Element boundary entries —
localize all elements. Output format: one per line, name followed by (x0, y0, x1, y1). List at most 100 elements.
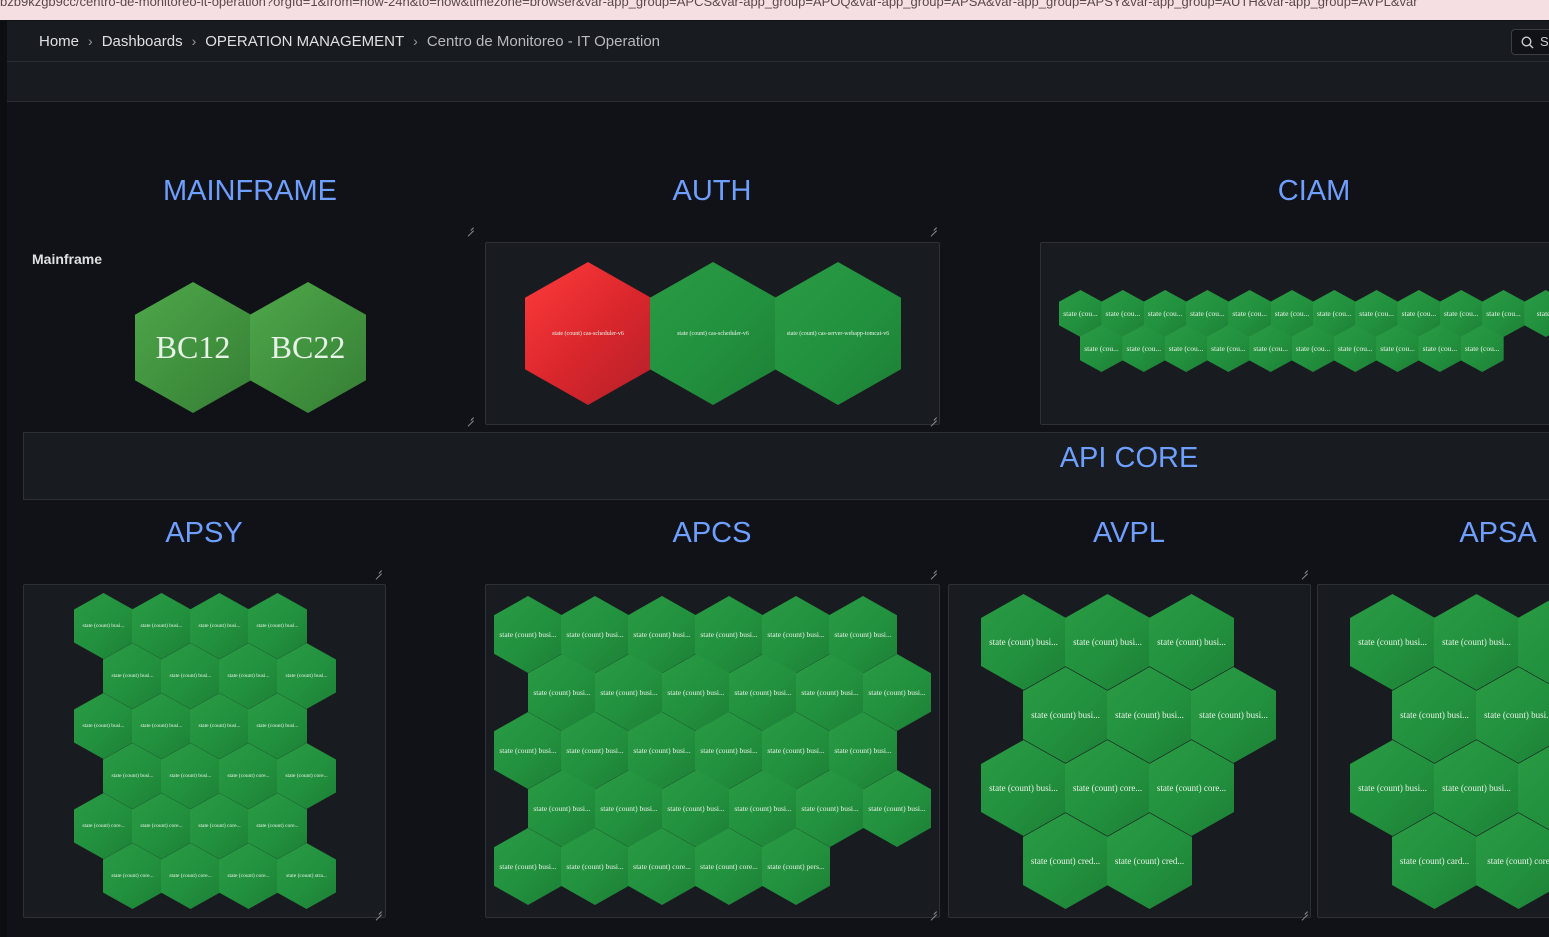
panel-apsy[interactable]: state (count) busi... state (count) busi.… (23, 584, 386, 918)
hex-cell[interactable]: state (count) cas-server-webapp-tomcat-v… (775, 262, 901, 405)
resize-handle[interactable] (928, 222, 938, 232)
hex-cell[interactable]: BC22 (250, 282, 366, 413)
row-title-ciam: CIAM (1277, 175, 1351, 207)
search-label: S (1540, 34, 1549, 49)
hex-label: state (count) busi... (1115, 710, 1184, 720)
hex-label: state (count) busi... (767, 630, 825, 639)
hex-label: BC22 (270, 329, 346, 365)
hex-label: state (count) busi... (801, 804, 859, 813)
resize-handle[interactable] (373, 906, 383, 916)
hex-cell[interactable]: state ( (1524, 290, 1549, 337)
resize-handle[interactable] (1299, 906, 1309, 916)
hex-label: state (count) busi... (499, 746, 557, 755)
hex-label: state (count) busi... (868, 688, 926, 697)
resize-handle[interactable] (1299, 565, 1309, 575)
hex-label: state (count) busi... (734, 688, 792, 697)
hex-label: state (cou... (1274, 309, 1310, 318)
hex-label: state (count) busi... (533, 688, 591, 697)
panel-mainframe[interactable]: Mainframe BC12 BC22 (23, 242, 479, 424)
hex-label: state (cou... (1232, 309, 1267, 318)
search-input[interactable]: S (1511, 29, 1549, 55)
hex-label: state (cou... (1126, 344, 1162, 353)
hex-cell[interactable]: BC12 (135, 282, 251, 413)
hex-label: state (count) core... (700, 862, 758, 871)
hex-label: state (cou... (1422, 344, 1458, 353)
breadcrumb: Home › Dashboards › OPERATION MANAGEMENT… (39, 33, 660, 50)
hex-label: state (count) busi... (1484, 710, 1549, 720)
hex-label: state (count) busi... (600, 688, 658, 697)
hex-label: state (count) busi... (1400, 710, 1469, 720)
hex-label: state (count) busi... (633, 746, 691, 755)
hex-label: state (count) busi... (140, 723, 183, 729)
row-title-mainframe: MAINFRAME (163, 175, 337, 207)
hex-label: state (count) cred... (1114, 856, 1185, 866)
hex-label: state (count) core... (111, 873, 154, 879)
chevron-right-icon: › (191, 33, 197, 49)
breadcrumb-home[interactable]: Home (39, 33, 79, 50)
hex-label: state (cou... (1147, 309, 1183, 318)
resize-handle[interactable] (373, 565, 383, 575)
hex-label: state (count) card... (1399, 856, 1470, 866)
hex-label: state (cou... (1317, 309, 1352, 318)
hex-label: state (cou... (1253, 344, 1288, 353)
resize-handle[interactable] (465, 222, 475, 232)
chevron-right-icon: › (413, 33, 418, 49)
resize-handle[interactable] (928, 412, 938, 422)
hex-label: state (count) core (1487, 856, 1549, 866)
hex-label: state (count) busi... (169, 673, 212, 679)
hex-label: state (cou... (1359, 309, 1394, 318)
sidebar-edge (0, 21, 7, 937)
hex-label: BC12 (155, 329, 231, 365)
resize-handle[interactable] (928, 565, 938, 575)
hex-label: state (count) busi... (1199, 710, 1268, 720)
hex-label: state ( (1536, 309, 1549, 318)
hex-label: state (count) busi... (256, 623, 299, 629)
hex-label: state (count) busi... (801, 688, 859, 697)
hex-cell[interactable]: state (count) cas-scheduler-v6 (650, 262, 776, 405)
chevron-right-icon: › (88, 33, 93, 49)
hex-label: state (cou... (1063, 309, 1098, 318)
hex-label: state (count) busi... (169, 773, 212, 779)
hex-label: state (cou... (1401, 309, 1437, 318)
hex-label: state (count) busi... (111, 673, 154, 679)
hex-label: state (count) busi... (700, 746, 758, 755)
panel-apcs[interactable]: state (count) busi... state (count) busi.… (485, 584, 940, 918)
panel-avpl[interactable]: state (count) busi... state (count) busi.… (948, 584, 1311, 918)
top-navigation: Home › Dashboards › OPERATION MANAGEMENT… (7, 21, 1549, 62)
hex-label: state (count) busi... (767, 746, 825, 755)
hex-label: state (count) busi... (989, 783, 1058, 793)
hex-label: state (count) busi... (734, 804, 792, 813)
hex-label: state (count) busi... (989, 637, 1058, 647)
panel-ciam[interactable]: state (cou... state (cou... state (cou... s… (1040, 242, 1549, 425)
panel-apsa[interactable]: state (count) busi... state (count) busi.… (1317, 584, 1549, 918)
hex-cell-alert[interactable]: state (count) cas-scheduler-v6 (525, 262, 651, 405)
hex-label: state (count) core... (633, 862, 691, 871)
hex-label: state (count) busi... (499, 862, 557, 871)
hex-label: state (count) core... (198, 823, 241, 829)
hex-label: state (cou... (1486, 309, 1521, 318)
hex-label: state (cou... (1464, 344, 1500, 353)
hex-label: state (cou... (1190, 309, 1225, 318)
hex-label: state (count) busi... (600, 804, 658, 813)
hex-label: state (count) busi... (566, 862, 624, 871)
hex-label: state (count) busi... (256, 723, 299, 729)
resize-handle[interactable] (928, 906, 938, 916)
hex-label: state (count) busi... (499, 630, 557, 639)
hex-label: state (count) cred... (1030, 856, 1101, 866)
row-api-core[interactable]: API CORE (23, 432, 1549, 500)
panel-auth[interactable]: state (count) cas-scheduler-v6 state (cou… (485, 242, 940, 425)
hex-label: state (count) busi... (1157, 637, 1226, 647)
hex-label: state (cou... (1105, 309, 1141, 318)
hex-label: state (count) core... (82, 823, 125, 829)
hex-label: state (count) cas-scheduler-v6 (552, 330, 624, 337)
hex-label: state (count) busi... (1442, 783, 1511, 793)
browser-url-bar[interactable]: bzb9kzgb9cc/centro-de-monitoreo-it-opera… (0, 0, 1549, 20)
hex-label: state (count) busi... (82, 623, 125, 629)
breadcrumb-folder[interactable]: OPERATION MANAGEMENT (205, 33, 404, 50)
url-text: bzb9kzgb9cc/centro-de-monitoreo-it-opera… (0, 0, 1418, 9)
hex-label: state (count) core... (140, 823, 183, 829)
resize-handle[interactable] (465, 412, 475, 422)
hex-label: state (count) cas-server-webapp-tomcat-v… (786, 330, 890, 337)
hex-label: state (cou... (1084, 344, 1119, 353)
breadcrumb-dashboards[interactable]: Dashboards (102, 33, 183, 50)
...
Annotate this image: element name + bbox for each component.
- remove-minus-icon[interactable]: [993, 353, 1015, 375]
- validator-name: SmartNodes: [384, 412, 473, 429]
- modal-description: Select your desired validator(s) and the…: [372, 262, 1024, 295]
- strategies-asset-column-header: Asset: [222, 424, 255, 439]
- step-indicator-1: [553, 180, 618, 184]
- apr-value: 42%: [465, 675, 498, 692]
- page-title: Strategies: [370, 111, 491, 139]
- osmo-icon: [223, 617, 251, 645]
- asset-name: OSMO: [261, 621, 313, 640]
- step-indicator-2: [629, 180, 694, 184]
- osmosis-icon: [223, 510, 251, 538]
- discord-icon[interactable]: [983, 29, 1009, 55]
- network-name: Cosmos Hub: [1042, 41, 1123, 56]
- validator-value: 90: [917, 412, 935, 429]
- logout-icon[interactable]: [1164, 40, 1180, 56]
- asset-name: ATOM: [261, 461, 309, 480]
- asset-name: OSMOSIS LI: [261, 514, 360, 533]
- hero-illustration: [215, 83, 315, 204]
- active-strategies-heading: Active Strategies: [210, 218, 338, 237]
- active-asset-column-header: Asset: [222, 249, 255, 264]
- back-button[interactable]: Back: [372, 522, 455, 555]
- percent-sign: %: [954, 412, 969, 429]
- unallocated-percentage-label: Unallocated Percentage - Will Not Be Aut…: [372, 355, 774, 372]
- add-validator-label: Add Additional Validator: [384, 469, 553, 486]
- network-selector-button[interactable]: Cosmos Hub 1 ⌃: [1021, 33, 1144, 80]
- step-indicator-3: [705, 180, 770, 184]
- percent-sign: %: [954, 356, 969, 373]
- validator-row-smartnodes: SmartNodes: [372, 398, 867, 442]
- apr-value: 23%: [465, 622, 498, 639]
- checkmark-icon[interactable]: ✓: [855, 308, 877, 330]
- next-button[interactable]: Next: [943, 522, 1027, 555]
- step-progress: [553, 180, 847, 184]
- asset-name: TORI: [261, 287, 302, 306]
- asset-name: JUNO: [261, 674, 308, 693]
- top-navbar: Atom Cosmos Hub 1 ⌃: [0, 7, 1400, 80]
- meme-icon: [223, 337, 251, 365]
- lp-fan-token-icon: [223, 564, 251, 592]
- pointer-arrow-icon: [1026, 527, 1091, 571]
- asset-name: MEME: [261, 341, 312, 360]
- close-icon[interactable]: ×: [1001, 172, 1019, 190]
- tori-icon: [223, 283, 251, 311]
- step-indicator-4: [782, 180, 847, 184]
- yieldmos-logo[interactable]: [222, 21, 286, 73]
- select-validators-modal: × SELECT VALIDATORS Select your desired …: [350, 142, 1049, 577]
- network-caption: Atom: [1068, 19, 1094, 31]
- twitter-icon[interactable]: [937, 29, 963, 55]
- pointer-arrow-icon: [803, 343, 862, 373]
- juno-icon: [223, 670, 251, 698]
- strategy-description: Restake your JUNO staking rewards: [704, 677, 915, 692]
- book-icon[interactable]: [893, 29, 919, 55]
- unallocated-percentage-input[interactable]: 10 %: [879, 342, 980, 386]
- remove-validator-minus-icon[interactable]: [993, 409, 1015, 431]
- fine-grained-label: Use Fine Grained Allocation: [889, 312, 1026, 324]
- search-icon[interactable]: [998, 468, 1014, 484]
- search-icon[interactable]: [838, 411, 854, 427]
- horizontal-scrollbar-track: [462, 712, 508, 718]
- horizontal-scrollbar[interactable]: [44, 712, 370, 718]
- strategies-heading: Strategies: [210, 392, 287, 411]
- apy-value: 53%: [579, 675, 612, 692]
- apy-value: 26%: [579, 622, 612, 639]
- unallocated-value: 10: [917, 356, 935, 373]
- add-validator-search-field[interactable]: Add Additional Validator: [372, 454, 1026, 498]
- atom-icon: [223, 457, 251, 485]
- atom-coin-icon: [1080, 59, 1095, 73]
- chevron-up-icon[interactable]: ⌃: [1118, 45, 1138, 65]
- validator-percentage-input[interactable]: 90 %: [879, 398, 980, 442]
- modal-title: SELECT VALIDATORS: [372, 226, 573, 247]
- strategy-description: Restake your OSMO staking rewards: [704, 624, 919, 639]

Direction — Repeat word for word the lines starting at the one containing "Annotate this image: element" and ending at the one containing "- percent-sign: %: [954, 412, 969, 429]".

Correct response —
Annotate this image: element name + bbox for each component.
- remove-minus-icon[interactable]: [993, 353, 1015, 375]
- validator-name: SmartNodes: [384, 412, 473, 429]
- modal-description: Select your desired validator(s) and the…: [372, 262, 1024, 295]
- strategies-asset-column-header: Asset: [222, 424, 255, 439]
- step-indicator-1: [553, 180, 618, 184]
- apr-value: 42%: [465, 675, 498, 692]
- page-title: Strategies: [370, 111, 491, 139]
- osmo-icon: [223, 617, 251, 645]
- asset-name: OSMO: [261, 621, 313, 640]
- step-indicator-2: [629, 180, 694, 184]
- osmosis-icon: [223, 510, 251, 538]
- discord-icon[interactable]: [983, 29, 1009, 55]
- network-name: Cosmos Hub: [1042, 41, 1123, 56]
- validator-value: 90: [917, 412, 935, 429]
- logout-icon[interactable]: [1164, 40, 1180, 56]
- asset-name: ATOM: [261, 461, 309, 480]
- asset-name: OSMOSIS LI: [261, 514, 360, 533]
- hero-illustration: [215, 83, 315, 204]
- active-strategies-heading: Active Strategies: [210, 218, 338, 237]
- active-asset-column-header: Asset: [222, 249, 255, 264]
- back-button[interactable]: Back: [372, 522, 455, 555]
- percent-sign: %: [954, 412, 969, 429]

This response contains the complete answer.